(Records contained in a dataset)
• • • •
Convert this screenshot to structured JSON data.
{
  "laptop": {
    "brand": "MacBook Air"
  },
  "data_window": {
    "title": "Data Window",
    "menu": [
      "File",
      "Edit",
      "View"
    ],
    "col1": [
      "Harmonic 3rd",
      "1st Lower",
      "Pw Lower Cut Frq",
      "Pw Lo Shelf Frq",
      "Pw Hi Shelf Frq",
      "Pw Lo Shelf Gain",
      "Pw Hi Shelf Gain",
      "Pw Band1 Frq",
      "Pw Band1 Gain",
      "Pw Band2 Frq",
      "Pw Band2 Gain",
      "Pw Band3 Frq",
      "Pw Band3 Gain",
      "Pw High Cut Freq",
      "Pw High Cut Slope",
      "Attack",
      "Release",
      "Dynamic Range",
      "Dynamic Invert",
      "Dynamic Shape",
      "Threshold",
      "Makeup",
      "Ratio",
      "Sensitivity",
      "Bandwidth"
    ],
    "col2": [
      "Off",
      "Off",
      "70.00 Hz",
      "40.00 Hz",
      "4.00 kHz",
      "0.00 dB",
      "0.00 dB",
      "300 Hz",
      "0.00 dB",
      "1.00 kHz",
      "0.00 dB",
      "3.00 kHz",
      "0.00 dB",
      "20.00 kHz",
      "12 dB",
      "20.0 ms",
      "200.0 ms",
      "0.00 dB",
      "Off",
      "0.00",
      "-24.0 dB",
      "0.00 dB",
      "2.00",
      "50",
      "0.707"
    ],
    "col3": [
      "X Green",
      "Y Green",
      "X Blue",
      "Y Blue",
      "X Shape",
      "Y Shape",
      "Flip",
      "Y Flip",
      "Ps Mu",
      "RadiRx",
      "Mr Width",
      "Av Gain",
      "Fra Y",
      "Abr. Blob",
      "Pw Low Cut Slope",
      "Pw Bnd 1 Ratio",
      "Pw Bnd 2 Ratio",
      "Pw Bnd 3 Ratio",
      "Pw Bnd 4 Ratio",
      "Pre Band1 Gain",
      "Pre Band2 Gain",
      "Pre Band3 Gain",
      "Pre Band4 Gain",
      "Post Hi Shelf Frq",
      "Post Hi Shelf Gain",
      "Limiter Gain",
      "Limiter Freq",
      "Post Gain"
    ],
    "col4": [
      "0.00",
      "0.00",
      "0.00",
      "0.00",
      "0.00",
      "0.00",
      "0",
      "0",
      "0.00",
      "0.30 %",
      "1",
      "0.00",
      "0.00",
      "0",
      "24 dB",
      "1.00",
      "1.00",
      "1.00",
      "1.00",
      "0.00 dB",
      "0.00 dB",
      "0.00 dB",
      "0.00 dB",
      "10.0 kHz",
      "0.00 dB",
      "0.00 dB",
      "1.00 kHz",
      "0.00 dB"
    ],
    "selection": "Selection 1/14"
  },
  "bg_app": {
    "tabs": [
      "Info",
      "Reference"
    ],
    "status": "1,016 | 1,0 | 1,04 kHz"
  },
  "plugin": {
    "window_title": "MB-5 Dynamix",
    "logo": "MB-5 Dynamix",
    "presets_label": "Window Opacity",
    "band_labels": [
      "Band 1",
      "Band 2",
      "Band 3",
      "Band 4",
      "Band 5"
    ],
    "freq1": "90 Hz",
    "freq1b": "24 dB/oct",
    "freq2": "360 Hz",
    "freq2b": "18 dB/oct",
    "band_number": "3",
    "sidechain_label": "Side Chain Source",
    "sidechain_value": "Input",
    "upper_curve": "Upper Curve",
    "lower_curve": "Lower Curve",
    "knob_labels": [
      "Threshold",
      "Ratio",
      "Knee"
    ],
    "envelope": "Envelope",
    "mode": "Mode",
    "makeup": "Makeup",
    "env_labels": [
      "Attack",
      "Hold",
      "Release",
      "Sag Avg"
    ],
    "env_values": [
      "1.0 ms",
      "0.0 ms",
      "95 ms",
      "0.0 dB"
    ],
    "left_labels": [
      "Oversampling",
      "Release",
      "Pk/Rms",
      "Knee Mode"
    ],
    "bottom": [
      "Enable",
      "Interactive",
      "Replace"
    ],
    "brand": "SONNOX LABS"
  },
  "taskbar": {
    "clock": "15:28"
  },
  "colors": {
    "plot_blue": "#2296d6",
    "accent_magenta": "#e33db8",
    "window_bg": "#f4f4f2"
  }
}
• • • •
Task requirements:
Retype the material in full, character for character.

The answer:
Convert this screenshot to structured JSON data.
{
  "laptop": {
    "brand": "MacBook Air"
  },
  "data_window": {
    "title": "Data Window",
    "menu": [
      "File",
      "Edit",
      "View"
    ],
    "col1": [
      "Harmonic 3rd",
      "1st Lower",
      "Pw Lower Cut Frq",
      "Pw Lo Shelf Frq",
      "Pw Hi Shelf Frq",
      "Pw Lo Shelf Gain",
      "Pw Hi Shelf Gain",
      "Pw Band1 Frq",
      "Pw Band1 Gain",
      "Pw Band2 Frq",
      "Pw Band2 Gain",
      "Pw Band3 Frq",
      "Pw Band3 Gain",
      "Pw High Cut Freq",
      "Pw High Cut Slope",
      "Attack",
      "Release",
      "Dynamic Range",
      "Dynamic Invert",
      "Dynamic Shape",
      "Threshold",
      "Makeup",
      "Ratio",
      "Sensitivity",
      "Bandwidth"
    ],
    "col2": [
      "Off",
      "Off",
      "70.00 Hz",
      "40.00 Hz",
      "4.00 kHz",
      "0.00 dB",
      "0.00 dB",
      "300 Hz",
      "0.00 dB",
      "1.00 kHz",
      "0.00 dB",
      "3.00 kHz",
      "0.00 dB",
      "20.00 kHz",
      "12 dB",
      "20.0 ms",
      "200.0 ms",
      "0.00 dB",
      "Off",
      "0.00",
      "-24.0 dB",
      "0.00 dB",
      "2.00",
      "50",
      "0.707"
    ],
    "col3": [
      "X Green",
      "Y Green",
      "X Blue",
      "Y Blue",
      "X Shape",
      "Y Shape",
      "Flip",
      "Y Flip",
      "Ps Mu",
      "RadiRx",
      "Mr Width",
      "Av Gain",
      "Fra Y",
      "Abr. Blob",
      "Pw Low Cut Slope",
      "Pw Bnd 1 Ratio",
      "Pw Bnd 2 Ratio",
      "Pw Bnd 3 Ratio",
      "Pw Bnd 4 Ratio",
      "Pre Band1 Gain",
      "Pre Band2 Gain",
      "Pre Band3 Gain",
      "Pre Band4 Gain",
      "Post Hi Shelf Frq",
      "Post Hi Shelf Gain",
      "Limiter Gain",
      "Limiter Freq",
      "Post Gain"
    ],
    "col4": [
      "0.00",
      "0.00",
      "0.00",
      "0.00",
      "0.00",
      "0.00",
      "0",
      "0",
      "0.00",
      "0.30 %",
      "1",
      "0.00",
      "0.00",
      "0",
      "24 dB",
      "1.00",
      "1.00",
      "1.00",
      "1.00",
      "0.00 dB",
      "0.00 dB",
      "0.00 dB",
      "0.00 dB",
      "10.0 kHz",
      "0.00 dB",
      "0.00 dB",
      "1.00 kHz",
      "0.00 dB"
    ],
    "selection": "Selection 1/14"
  },
  "bg_app": {
    "tabs": [
      "Info",
      "Reference"
    ],
    "status": "1,016 | 1,0 | 1,04 kHz"
  },
  "plugin": {
    "window_title": "MB-5 Dynamix",
    "logo": "MB-5 Dynamix",
    "presets_label": "Window Opacity",
    "band_labels": [
      "Band 1",
      "Band 2",
      "Band 3",
      "Band 4",
      "Band 5"
    ],
    "freq1": "90 Hz",
    "freq1b": "24 dB/oct",
    "freq2": "360 Hz",
    "freq2b": "18 dB/oct",
    "band_number": "3",
    "sidechain_label": "Side Chain Source",
    "sidechain_value": "Input",
    "upper_curve": "Upper Curve",
    "lower_curve": "Lower Curve",
    "knob_labels": [
      "Threshold",
      "Ratio",
      "Knee"
    ],
    "envelope": "Envelope",
    "mode": "Mode",
    "makeup": "Makeup",
    "env_labels": [
      "Attack",
      "Hold",
      "Release",
      "Sag Avg"
    ],
    "env_values": [
      "1.0 ms",
      "0.0 ms",
      "95 ms",
      "0.0 dB"
    ],
    "left_labels": [
      "Oversampling",
      "Release",
      "Pk/Rms",
      "Knee Mode"
    ],
    "bottom": [
      "Enable",
      "Interactive",
      "Replace"
    ],
    "brand": "SONNOX LABS"
  },
  "taskbar": {
    "clock": "15:28"
  },
  "colors": {
    "plot_blue": "#2296d6",
    "accent_magenta": "#e33db8",
    "window_bg": "#f4f4f2"
  }
}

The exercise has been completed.